Goal:
Where a line contains the word "David", copy that line in full.

Available records:
====

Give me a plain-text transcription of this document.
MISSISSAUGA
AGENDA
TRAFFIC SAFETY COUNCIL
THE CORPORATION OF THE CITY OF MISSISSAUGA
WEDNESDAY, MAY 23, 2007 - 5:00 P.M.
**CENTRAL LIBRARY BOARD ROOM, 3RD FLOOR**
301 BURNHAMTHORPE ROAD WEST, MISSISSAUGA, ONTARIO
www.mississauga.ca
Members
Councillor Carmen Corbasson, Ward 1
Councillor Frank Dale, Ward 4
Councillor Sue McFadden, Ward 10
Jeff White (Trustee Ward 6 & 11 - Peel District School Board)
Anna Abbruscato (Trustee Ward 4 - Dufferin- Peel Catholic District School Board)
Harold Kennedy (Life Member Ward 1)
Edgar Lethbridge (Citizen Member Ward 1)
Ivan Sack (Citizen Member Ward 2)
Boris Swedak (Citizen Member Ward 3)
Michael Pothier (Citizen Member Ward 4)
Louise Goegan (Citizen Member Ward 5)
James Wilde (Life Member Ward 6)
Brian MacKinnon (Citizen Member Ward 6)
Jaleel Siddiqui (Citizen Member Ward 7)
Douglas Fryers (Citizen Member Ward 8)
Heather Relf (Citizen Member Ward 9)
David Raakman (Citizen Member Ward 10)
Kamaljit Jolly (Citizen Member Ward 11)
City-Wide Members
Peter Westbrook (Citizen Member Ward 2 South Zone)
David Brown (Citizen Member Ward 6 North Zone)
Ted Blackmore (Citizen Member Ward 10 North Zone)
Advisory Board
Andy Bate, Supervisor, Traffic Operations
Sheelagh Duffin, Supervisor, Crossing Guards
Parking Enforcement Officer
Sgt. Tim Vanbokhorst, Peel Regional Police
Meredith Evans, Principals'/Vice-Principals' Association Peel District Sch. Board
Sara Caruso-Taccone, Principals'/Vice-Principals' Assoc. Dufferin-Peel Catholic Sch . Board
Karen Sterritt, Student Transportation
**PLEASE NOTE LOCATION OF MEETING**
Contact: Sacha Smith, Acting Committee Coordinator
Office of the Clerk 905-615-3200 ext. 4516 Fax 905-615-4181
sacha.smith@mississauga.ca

====

Solved exercise:
David Raakman (Citizen Member Ward 10)
David Brown (Citizen Member Ward 6 North Zone)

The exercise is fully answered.